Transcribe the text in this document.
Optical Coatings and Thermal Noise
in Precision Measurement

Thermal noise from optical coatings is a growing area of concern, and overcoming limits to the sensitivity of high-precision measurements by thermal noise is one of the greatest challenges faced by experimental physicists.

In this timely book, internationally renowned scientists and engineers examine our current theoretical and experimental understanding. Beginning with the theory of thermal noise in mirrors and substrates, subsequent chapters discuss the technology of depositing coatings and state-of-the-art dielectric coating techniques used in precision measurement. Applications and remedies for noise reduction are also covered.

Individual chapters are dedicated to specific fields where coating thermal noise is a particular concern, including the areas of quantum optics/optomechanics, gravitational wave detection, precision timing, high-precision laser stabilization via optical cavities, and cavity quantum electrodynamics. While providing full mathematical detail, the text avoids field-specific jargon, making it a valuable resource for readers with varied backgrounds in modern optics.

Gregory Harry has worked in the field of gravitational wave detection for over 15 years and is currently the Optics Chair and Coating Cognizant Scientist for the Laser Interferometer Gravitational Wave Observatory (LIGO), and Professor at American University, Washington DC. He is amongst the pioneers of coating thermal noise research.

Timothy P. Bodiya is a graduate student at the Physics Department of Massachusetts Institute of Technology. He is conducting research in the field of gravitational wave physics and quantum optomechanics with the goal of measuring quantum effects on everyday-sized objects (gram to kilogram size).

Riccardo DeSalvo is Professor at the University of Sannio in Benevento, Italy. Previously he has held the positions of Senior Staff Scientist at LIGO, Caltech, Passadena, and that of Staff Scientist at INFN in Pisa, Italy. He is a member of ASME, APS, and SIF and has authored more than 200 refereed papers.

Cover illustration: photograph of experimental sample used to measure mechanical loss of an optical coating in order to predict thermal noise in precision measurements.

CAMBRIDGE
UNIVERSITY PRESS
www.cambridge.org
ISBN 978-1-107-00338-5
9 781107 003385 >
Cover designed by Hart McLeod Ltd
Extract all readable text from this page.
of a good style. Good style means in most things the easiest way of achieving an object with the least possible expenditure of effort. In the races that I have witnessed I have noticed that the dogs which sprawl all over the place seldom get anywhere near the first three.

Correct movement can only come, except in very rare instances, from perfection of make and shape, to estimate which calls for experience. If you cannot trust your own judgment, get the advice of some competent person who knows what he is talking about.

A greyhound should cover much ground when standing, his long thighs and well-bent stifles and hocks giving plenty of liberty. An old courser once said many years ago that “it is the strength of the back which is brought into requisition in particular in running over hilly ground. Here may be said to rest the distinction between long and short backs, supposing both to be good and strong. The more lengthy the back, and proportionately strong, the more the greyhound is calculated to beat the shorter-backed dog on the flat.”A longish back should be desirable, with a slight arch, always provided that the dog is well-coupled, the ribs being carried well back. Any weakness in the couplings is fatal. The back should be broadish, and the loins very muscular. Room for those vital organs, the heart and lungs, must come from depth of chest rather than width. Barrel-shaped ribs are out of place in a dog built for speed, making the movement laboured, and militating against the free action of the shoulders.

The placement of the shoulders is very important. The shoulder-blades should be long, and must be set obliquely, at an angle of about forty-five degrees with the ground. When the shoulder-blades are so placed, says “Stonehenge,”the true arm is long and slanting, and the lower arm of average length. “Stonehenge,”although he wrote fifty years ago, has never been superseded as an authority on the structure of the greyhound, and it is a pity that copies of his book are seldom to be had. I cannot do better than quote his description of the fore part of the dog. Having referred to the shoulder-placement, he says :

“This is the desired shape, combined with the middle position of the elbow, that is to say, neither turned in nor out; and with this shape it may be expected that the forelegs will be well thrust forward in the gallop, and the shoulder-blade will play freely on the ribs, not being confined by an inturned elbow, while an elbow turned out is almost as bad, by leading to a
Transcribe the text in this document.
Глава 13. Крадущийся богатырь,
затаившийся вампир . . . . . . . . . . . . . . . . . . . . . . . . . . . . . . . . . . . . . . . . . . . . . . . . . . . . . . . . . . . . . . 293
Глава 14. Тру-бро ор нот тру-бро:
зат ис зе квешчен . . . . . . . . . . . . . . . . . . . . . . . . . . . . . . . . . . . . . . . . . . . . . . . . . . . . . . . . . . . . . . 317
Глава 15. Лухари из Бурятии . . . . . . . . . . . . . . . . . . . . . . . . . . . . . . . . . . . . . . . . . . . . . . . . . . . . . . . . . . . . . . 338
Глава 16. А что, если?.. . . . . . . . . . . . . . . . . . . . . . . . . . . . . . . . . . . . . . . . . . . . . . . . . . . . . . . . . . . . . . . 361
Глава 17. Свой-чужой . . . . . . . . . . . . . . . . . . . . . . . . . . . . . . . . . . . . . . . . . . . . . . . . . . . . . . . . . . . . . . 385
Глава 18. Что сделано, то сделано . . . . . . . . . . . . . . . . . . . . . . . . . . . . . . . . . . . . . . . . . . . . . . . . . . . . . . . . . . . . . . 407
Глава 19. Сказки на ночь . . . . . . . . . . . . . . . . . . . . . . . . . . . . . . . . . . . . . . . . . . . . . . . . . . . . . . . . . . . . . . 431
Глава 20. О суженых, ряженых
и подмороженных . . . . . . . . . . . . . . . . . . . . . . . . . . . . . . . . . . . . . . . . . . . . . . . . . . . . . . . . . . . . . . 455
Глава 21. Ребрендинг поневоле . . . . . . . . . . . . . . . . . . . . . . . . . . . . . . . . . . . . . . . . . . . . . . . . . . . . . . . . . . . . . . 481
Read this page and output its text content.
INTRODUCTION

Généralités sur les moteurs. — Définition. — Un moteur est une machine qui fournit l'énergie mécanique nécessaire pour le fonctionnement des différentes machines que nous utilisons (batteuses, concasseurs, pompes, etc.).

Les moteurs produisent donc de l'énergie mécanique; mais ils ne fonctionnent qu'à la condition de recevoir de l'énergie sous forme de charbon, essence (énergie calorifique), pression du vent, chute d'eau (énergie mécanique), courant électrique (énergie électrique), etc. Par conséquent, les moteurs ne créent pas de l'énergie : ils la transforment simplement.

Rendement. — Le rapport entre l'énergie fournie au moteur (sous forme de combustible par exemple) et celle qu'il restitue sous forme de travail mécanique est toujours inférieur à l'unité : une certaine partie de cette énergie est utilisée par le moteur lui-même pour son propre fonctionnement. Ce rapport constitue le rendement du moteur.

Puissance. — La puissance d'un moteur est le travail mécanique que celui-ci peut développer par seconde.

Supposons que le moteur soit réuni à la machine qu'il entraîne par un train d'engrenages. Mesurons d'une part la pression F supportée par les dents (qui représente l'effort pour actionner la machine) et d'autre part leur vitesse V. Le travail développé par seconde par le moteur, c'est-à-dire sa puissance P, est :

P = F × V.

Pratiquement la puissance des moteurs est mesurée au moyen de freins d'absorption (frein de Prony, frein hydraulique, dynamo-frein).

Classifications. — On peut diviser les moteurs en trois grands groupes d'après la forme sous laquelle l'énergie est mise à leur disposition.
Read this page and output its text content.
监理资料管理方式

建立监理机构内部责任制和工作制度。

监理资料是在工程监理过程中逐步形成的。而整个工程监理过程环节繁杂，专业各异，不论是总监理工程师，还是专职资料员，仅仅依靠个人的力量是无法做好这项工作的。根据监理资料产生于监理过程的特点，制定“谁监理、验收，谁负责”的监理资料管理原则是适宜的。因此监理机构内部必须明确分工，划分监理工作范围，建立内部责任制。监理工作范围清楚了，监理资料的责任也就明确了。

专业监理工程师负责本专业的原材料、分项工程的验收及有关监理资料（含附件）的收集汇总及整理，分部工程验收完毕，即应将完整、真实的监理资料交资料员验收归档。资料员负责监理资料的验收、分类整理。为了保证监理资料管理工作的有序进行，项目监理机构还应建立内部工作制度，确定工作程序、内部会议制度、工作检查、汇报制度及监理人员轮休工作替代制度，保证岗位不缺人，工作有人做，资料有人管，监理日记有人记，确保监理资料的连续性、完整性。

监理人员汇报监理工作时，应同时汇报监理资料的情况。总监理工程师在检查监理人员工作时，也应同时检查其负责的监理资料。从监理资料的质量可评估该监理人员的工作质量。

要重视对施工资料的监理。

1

__WHAT TO PRODUCE__.
Tell how many lines of the records above hold the string "book". Give no other text.

__COMPLETED TASK__.
2